» **EXERCISE**:
Work through the material below and count the lines holding the word "dimension"; give that count and nothing more.

» **DATASET EXCERPTS**:

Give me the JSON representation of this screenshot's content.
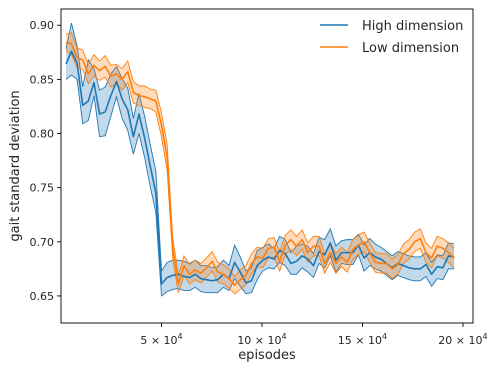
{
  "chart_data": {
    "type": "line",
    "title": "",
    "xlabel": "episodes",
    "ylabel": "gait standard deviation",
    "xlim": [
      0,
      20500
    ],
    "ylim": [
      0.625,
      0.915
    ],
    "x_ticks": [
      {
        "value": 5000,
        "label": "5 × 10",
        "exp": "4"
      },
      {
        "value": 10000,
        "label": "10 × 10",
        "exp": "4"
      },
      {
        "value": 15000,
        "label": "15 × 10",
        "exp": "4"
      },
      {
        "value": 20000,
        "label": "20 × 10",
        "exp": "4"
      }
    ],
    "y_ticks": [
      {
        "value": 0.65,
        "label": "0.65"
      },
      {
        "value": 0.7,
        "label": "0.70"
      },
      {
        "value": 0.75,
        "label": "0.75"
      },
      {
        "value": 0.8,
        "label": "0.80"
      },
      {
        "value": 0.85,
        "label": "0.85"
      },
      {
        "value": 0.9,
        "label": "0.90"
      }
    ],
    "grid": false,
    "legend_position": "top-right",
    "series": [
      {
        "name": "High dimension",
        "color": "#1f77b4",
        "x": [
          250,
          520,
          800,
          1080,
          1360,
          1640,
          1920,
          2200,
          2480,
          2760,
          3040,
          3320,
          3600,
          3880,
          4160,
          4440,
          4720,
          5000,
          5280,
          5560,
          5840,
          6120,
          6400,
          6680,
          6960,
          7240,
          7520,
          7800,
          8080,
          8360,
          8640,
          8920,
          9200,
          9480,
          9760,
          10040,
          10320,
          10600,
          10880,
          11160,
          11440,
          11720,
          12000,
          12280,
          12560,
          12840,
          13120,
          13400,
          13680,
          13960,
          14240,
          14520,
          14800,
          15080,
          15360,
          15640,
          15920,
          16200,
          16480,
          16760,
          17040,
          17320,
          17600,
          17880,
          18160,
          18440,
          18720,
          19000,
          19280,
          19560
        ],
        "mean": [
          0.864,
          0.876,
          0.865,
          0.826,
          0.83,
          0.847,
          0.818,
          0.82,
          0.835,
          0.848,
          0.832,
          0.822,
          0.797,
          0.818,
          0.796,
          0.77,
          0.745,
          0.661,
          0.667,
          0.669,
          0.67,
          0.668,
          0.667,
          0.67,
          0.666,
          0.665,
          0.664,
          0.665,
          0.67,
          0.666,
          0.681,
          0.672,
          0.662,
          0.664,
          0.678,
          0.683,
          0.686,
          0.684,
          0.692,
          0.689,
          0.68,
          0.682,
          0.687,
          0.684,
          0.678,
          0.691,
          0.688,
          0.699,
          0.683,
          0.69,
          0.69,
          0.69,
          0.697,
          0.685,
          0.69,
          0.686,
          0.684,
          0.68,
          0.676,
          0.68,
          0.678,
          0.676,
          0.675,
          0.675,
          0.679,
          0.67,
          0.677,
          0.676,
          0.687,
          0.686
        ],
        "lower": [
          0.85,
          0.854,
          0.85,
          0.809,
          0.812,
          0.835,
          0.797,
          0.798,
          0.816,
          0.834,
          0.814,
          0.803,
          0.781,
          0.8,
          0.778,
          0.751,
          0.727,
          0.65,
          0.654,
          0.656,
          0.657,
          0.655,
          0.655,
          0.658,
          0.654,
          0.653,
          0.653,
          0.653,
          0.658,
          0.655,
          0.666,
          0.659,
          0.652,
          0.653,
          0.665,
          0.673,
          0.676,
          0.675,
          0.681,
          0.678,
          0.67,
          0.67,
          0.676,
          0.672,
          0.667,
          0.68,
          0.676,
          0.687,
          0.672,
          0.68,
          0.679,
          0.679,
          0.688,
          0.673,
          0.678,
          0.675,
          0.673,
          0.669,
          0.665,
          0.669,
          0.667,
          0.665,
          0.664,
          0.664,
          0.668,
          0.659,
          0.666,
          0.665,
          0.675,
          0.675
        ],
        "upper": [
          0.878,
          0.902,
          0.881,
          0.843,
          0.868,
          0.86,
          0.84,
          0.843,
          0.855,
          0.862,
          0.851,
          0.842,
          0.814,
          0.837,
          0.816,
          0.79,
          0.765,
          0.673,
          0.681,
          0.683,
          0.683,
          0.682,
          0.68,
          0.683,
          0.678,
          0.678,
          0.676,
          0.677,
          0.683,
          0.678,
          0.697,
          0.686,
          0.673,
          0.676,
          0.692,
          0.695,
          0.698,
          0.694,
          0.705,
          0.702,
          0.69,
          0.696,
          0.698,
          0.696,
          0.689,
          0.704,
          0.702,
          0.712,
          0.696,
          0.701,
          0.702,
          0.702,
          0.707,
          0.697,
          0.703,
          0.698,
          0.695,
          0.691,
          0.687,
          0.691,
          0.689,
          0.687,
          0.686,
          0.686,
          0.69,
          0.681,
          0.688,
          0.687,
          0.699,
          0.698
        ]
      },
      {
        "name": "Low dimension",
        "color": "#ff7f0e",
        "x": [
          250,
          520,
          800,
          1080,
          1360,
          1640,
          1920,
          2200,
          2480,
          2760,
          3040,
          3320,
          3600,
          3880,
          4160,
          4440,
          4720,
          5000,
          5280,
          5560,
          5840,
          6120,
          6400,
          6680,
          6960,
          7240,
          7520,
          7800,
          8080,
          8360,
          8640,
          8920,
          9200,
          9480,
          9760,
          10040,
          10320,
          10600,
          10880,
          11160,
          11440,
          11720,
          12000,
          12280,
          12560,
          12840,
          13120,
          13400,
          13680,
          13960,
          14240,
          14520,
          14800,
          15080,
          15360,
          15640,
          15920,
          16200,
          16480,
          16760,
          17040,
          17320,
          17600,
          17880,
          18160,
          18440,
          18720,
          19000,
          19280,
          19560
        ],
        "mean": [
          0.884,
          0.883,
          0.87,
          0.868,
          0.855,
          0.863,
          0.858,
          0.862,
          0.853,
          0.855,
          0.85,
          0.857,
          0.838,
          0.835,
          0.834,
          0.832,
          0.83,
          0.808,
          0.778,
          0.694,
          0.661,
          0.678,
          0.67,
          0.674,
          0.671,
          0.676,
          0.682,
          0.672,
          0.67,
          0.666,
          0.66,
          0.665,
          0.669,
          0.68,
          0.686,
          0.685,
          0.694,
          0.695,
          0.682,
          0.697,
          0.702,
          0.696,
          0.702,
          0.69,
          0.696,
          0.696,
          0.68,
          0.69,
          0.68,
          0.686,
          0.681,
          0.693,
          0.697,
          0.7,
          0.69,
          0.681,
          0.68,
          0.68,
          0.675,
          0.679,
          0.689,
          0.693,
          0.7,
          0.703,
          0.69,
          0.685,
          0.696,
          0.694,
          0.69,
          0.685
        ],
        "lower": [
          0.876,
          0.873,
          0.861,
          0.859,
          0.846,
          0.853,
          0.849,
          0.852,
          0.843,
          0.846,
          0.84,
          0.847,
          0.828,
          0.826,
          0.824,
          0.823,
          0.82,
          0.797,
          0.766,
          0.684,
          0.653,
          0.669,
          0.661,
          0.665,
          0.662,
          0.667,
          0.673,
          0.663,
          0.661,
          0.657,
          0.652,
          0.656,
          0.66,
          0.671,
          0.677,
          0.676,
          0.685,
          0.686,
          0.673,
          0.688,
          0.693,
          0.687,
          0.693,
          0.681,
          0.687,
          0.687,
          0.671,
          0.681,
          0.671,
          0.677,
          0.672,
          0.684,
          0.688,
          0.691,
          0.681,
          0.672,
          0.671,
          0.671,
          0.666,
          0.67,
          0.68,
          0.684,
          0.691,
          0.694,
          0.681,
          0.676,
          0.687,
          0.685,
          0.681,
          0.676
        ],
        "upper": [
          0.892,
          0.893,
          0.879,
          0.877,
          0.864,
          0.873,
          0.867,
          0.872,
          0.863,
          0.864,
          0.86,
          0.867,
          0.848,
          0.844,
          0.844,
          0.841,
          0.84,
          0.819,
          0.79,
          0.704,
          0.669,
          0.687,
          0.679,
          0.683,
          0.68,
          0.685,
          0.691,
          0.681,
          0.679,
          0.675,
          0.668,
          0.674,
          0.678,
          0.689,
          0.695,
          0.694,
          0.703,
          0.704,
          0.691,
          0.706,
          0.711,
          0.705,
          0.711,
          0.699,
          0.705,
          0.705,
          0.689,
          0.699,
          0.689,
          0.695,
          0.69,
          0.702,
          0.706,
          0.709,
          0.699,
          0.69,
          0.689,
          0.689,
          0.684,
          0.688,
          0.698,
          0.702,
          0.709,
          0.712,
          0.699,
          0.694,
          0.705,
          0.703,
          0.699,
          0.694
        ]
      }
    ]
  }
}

==

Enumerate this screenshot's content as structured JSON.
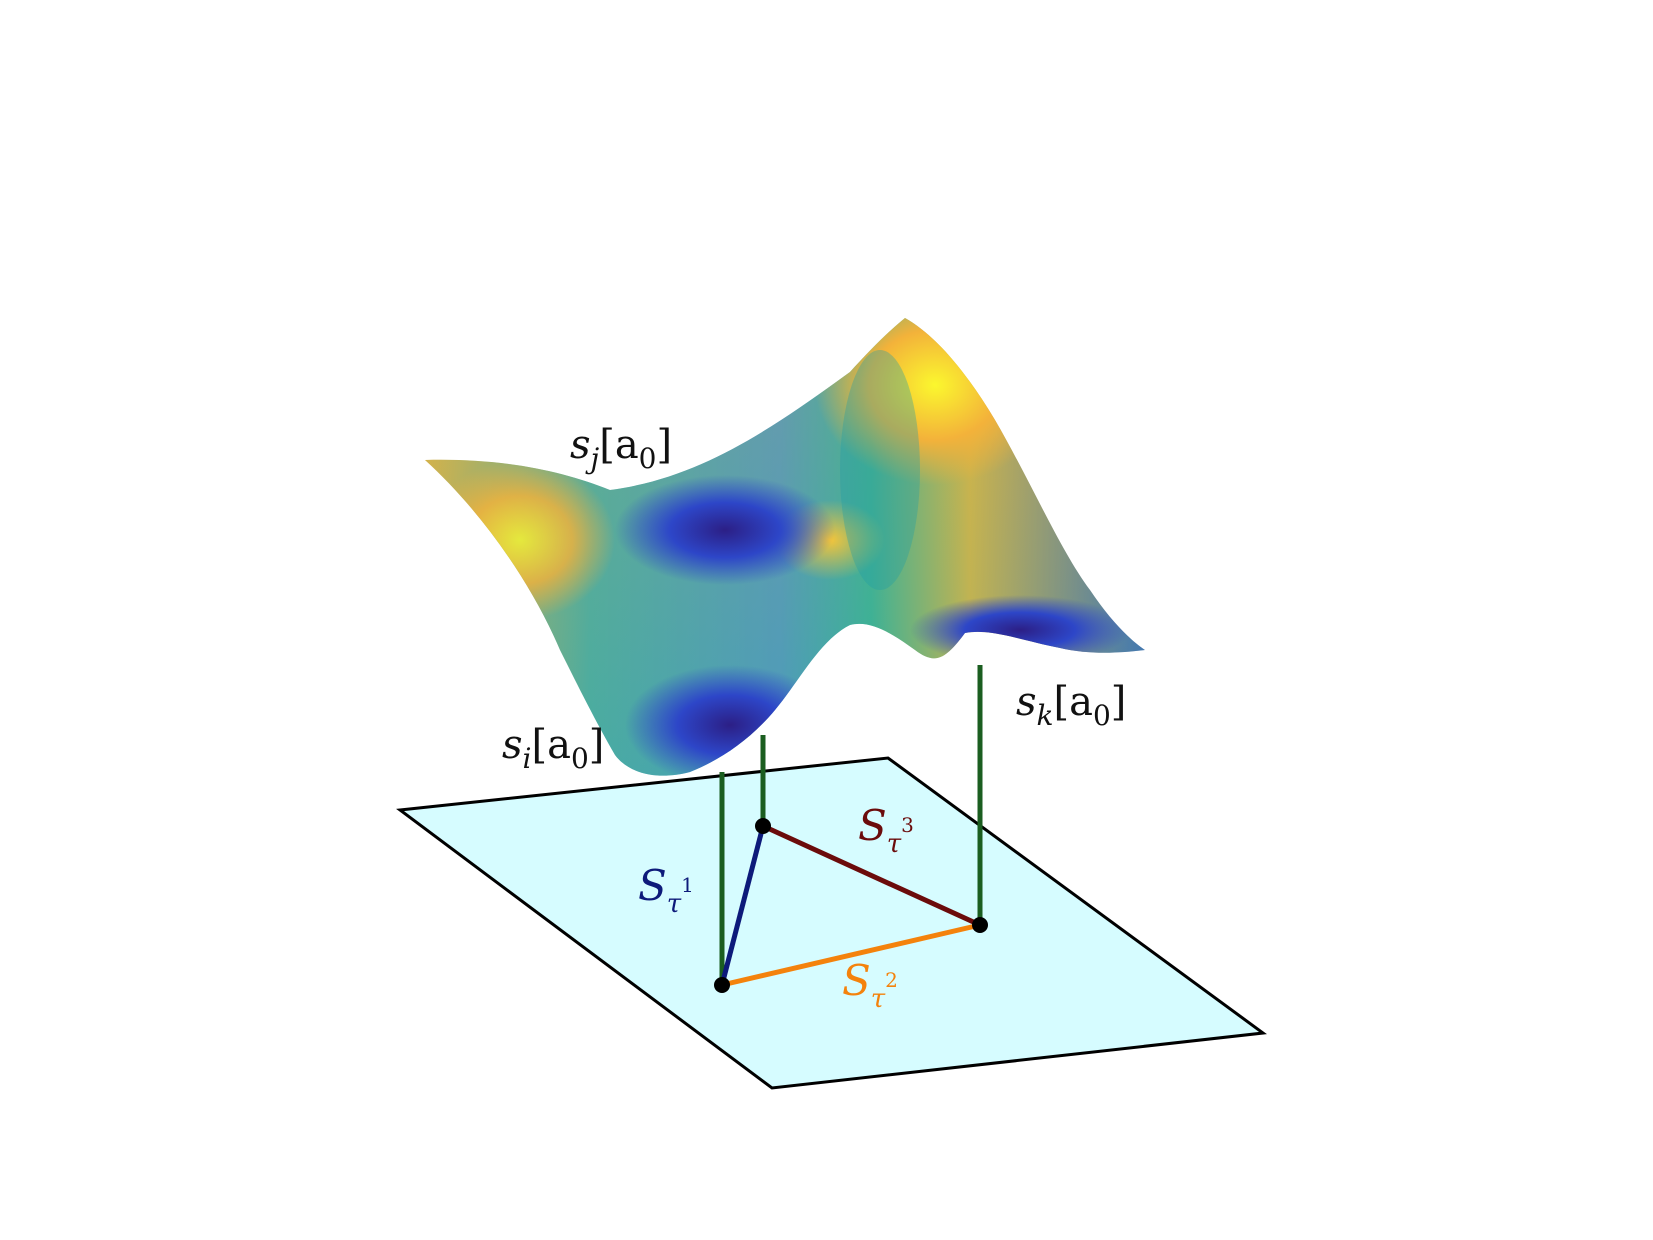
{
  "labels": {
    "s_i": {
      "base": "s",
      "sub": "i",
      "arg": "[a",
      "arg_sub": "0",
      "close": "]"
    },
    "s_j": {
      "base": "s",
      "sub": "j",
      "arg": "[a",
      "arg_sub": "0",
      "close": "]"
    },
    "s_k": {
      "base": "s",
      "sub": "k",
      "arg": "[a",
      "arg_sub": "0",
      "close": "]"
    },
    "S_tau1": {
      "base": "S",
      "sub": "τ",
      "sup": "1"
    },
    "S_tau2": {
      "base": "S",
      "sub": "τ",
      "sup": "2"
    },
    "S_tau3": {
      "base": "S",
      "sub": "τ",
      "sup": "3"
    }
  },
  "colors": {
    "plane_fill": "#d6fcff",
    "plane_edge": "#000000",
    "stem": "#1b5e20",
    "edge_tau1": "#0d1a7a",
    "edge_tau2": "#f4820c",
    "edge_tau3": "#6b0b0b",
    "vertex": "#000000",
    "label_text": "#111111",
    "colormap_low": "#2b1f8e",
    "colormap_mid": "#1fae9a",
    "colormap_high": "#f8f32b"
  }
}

» **RESULT OF THE TASK**:
2